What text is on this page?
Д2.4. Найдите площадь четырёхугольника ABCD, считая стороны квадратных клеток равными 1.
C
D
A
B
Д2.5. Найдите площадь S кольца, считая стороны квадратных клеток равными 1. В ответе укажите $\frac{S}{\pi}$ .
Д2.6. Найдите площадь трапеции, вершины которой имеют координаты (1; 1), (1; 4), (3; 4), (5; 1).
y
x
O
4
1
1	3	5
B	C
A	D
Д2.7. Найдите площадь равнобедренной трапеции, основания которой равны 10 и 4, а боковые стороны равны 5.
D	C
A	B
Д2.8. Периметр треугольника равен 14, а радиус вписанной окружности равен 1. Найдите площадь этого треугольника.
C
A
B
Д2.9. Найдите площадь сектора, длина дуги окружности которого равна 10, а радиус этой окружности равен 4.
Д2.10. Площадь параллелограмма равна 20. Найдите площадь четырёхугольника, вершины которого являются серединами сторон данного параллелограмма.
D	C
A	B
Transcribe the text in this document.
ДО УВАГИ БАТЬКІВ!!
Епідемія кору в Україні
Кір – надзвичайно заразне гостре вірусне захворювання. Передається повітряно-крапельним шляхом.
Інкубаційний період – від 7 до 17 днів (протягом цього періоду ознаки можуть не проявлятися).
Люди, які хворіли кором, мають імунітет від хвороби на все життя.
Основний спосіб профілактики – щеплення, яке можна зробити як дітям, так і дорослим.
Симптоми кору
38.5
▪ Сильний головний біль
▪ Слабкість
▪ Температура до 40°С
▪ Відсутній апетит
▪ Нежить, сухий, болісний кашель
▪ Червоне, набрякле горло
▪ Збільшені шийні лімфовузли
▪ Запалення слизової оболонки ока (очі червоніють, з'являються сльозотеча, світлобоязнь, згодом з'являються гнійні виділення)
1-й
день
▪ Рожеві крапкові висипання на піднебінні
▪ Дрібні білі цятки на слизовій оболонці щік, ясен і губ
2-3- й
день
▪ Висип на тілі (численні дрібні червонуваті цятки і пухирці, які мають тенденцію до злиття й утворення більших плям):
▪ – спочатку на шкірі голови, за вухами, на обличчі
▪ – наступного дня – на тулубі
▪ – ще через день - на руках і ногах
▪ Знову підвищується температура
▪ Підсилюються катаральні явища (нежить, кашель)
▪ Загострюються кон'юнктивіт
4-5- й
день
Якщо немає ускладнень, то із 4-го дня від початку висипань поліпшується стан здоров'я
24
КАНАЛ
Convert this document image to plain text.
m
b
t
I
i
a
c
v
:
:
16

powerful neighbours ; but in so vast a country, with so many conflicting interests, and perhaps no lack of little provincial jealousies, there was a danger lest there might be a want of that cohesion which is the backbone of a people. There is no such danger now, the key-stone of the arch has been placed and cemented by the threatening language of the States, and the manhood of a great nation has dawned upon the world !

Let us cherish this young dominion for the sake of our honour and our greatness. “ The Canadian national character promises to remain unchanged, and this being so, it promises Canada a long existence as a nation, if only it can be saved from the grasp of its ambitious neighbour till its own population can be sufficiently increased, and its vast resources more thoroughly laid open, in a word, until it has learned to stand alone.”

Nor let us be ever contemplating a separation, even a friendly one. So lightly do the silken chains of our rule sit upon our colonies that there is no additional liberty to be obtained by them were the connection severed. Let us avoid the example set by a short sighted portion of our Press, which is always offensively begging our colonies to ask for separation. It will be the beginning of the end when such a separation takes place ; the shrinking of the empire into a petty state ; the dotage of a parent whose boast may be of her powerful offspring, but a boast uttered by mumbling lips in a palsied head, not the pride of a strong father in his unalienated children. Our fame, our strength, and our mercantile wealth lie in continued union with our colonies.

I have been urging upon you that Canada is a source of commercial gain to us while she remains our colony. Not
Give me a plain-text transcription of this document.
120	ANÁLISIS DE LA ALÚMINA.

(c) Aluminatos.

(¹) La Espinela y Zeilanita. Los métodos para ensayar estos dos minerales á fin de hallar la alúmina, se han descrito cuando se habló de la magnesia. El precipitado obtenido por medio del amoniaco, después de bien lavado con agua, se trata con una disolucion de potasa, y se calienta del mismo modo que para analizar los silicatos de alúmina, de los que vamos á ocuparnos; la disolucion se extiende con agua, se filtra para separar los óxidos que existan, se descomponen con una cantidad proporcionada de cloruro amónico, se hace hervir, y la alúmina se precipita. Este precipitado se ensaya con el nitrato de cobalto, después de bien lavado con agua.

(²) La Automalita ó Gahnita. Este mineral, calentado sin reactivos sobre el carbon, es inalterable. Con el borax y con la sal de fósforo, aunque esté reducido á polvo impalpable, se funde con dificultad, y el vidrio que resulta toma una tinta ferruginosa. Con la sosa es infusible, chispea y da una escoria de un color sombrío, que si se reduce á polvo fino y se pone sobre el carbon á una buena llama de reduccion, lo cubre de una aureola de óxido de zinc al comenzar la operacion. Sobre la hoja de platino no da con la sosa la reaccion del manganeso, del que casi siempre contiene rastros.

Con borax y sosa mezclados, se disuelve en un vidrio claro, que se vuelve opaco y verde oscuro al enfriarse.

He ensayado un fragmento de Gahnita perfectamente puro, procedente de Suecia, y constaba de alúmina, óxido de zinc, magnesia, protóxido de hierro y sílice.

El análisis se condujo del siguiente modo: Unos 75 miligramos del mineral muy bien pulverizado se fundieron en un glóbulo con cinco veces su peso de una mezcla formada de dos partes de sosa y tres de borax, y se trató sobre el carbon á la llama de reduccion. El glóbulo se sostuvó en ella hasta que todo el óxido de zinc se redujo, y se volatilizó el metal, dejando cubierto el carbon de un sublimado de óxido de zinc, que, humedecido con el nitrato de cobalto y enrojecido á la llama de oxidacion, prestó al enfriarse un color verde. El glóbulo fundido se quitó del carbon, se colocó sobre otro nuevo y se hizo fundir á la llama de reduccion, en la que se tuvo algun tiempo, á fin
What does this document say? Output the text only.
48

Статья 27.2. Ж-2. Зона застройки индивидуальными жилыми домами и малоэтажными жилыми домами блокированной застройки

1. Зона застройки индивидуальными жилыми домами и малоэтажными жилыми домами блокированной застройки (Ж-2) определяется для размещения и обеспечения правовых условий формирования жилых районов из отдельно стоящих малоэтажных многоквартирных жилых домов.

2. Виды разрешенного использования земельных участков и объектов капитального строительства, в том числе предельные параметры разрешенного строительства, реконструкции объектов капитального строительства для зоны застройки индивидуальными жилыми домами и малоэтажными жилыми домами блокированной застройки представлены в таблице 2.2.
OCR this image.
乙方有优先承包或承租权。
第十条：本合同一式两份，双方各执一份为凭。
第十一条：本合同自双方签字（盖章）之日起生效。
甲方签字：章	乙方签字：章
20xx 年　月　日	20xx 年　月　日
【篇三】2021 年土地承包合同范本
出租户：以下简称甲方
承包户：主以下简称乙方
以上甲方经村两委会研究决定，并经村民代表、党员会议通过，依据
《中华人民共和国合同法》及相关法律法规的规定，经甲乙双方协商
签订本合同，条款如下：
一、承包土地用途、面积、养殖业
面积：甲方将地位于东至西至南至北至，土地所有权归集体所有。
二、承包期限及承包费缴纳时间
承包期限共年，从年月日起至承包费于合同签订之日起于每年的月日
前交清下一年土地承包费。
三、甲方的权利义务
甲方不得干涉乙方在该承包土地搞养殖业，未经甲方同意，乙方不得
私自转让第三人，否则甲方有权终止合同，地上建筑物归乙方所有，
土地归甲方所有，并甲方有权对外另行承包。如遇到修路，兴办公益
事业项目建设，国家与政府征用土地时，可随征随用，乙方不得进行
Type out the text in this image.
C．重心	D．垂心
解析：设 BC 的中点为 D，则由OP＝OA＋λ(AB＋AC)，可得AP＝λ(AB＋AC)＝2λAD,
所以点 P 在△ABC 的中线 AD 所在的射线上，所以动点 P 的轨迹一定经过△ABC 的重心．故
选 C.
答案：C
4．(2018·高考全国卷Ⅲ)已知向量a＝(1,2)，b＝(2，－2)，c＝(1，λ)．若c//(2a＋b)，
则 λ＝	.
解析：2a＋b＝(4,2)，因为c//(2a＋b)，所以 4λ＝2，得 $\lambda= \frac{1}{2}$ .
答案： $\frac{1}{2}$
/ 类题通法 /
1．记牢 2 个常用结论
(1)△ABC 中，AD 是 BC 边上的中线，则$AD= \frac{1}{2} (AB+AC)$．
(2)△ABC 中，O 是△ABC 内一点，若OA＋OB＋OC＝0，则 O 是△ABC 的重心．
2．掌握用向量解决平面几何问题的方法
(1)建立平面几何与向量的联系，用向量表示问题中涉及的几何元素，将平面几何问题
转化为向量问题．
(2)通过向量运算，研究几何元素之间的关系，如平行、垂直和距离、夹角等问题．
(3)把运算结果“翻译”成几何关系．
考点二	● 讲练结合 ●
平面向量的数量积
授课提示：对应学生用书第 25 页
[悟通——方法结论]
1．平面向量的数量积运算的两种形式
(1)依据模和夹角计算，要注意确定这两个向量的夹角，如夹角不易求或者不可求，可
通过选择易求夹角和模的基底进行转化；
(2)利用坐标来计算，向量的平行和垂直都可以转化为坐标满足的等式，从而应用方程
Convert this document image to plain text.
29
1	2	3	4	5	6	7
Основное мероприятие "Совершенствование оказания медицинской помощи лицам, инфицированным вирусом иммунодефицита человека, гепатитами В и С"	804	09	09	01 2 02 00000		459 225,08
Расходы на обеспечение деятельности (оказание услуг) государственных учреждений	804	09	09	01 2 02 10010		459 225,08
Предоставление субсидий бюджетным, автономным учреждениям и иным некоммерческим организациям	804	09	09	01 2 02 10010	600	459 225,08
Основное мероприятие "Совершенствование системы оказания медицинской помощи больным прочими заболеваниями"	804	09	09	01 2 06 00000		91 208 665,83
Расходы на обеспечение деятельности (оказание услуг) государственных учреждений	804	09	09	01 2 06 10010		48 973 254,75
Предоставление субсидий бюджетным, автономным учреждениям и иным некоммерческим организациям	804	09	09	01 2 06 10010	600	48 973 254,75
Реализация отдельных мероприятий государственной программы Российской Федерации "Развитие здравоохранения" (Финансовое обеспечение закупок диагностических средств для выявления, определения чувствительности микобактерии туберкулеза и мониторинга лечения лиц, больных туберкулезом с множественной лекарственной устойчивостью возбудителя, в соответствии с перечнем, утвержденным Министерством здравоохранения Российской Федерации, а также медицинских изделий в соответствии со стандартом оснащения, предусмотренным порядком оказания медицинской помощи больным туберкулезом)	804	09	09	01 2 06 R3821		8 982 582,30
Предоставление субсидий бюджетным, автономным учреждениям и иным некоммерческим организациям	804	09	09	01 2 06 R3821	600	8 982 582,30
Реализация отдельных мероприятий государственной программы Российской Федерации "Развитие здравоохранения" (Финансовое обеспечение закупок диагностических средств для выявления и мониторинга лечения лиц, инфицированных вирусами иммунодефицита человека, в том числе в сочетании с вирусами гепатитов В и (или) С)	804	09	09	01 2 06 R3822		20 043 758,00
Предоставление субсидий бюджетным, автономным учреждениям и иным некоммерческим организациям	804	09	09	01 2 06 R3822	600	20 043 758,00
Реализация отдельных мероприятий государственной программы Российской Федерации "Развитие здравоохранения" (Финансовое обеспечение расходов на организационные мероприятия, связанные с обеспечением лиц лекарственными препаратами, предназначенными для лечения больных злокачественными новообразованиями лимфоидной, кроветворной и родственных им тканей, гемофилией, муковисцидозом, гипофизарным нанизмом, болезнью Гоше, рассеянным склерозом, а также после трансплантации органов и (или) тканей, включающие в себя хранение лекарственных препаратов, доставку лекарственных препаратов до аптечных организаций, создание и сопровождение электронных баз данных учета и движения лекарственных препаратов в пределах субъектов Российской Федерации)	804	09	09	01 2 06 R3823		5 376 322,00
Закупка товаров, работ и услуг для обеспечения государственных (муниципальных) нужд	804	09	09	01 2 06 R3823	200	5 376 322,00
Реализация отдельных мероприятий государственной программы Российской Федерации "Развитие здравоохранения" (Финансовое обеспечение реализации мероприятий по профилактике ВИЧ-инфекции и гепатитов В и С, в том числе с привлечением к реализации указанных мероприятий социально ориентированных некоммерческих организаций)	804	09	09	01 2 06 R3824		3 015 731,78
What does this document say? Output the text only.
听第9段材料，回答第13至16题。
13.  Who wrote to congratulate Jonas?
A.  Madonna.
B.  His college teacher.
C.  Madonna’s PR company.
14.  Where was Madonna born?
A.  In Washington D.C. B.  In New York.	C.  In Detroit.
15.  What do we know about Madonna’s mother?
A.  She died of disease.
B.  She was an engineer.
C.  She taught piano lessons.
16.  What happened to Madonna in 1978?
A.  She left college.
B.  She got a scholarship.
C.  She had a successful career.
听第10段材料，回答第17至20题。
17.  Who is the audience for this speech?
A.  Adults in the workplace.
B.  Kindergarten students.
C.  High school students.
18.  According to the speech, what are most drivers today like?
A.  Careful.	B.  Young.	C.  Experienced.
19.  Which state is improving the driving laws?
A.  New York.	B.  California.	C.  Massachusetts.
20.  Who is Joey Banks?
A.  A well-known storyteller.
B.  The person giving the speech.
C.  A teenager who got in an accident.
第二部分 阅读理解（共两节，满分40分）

* EXERCISE DESCRIPTION *
Go through the listing above and list every line that has the word "площадь".

* OUTPUT BELOW *
Д2.4. Найдите площадь четырёхугольника ABCD, считая стороны квадратных клеток равными 1.
Д2.5. Найдите площадь S кольца, считая стороны квадратных клеток равными 1. В ответе укажите $\frac{S}{\pi}$ .
Д2.6. Найдите площадь трапеции, вершины которой имеют координаты (1; 1), (1; 4), (3; 4), (5; 1).
Д2.7. Найдите площадь равнобедренной трапеции, основания которой равны 10 и 4, а боковые стороны равны 5.
Д2.8. Периметр треугольника равен 14, а радиус вписанной окружности равен 1. Найдите площадь этого треугольника.
Д2.9. Найдите площадь сектора, длина дуги окружности которого равна 10, а радиус этой окружности равен 4.
Д2.10. Площадь параллелограмма равна 20. Найдите площадь четырёхугольника, вершины которого являются серединами сторон данного параллелограмма.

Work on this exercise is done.